• [Goal]: Find each line with the string "Vibha" and report it.

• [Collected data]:
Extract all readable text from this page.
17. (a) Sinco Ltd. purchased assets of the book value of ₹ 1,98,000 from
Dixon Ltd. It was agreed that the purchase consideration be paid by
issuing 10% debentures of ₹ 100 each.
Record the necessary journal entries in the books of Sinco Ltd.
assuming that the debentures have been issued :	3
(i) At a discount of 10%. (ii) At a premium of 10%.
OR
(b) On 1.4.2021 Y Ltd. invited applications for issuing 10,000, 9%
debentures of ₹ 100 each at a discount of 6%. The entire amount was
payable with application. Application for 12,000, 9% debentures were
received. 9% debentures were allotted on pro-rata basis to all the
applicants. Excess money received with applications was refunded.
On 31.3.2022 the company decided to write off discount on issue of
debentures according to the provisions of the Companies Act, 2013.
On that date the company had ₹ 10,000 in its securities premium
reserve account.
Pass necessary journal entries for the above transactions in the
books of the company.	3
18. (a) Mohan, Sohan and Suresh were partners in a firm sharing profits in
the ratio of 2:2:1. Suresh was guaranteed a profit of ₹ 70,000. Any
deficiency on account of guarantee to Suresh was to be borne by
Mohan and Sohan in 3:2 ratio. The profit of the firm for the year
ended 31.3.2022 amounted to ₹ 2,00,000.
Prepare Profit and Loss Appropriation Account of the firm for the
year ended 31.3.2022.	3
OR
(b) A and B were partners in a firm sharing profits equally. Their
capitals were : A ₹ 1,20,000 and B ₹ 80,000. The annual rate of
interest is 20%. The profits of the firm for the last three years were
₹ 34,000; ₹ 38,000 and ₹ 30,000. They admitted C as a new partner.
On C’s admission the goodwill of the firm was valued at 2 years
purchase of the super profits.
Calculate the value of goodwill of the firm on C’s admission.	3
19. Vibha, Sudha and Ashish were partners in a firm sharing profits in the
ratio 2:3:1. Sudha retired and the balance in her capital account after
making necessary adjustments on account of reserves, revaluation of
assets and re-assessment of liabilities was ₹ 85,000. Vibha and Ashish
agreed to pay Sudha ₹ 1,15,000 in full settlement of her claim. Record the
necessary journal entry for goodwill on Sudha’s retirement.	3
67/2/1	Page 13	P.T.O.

• [Final result]:
19. Vibha, Sudha and Ashish were partners in a firm sharing profits in the
assets and re-assessment of liabilities was ₹ 85,000. Vibha and Ashish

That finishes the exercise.